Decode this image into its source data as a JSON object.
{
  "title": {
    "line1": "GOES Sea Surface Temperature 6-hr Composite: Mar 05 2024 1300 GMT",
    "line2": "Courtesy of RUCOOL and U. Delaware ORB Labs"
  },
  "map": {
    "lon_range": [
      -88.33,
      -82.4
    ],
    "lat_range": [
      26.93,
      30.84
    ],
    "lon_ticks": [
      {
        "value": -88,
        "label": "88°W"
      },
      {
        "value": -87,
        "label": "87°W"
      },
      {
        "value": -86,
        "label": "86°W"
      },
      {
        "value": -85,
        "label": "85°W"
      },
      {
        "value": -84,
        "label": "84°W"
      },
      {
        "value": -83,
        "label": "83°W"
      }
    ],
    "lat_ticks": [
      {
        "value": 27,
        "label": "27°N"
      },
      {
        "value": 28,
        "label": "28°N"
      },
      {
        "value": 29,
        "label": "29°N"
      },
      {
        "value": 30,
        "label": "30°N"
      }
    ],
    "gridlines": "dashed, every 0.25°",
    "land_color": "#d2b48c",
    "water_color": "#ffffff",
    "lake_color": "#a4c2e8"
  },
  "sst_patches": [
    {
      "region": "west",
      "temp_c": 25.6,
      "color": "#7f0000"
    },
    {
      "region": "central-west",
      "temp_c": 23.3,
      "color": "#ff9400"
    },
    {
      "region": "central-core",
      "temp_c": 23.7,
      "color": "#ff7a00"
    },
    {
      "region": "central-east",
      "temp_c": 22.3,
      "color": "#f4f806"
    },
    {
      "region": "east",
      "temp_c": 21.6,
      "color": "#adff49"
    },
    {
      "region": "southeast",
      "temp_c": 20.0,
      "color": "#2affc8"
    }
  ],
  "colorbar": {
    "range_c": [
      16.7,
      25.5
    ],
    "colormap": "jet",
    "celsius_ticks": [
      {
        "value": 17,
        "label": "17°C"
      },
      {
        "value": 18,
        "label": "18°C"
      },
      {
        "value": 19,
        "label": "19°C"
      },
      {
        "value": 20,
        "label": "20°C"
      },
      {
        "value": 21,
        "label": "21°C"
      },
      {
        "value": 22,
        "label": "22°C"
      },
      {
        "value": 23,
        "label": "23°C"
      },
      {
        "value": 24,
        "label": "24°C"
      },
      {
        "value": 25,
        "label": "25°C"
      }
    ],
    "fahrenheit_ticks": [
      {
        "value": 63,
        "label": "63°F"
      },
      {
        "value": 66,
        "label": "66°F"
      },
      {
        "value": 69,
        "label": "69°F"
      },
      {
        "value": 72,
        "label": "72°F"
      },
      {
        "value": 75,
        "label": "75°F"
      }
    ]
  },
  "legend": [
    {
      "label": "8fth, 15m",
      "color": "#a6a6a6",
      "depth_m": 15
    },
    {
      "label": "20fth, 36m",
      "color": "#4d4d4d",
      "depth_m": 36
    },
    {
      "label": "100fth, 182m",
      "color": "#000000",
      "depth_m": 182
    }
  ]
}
────
# [WORK TO DO]
Only lines with the word "region" are wanted, so copy each one from the records.

# [RESPONSE TO THIS TASK]
      "region": "west",
      "region": "central-west",
      "region": "central-core",
      "region": "central-east",
      "region": "east",
      "region": "southeast",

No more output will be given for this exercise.